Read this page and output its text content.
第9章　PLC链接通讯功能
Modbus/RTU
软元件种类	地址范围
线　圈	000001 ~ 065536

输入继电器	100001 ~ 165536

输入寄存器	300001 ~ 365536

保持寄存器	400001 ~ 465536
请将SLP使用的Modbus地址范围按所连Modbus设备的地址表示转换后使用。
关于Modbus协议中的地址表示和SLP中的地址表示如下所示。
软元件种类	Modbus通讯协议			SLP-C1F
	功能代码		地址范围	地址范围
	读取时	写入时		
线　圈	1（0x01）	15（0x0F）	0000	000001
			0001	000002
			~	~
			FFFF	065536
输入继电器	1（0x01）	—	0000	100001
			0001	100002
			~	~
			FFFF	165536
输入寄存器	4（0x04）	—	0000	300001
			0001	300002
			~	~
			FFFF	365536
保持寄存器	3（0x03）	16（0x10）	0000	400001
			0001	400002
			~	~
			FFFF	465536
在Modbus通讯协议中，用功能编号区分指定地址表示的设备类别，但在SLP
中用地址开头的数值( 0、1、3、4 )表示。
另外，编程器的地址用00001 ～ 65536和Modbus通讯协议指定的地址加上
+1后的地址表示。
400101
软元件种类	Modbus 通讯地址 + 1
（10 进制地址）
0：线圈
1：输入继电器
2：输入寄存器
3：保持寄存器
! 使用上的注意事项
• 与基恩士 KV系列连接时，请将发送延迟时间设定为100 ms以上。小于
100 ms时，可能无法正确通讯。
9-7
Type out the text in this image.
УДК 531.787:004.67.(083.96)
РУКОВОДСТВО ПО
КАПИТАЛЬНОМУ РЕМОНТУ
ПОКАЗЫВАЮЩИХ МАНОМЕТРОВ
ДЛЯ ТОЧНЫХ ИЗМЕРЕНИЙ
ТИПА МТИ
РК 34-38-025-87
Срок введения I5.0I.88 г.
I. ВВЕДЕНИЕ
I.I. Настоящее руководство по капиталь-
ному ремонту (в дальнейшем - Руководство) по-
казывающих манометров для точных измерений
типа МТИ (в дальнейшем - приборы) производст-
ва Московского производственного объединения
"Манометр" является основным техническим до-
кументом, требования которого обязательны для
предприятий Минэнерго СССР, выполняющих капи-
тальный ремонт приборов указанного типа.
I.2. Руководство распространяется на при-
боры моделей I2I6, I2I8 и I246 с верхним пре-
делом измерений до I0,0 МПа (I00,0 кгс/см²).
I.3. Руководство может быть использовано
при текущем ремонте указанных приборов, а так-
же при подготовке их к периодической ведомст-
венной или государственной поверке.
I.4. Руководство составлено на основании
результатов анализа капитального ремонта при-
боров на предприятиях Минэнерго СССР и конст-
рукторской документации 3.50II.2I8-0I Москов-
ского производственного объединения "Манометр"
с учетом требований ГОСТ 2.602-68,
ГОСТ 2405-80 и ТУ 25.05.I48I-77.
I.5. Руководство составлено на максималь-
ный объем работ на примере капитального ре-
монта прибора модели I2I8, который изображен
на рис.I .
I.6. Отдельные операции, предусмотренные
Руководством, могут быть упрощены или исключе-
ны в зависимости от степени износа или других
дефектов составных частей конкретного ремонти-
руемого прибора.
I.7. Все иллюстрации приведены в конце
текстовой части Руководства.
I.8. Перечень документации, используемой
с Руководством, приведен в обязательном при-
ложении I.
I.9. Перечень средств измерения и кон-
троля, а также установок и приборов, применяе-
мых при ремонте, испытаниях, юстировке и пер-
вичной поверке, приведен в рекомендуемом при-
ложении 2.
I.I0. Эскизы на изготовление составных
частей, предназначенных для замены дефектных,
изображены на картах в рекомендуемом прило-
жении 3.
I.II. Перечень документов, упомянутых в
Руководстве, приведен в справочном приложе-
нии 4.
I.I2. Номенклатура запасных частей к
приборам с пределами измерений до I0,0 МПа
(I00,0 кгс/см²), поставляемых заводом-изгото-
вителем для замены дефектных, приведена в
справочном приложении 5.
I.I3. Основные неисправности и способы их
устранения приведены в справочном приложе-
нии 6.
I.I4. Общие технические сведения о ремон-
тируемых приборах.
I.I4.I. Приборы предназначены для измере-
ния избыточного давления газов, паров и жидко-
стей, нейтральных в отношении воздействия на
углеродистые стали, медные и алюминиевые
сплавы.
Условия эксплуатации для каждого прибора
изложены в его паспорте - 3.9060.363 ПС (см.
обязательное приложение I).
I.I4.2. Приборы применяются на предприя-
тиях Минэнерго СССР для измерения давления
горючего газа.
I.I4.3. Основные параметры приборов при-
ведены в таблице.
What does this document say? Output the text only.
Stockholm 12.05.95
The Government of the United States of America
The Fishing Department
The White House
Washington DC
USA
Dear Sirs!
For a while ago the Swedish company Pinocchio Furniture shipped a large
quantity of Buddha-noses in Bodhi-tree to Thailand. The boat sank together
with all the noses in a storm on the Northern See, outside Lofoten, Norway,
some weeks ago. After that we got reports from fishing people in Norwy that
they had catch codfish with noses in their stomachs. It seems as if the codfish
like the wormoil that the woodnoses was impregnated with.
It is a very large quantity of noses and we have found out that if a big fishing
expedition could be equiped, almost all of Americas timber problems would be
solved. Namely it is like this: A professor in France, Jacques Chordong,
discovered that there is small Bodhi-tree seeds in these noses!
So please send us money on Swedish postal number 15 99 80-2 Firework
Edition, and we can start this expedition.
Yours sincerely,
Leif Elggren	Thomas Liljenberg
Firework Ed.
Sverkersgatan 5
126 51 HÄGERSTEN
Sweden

++++

- **Problem to work on**
Provide the number of lines in the data above that contain the string "quantity", and nothing else.

- **Answer in full**
2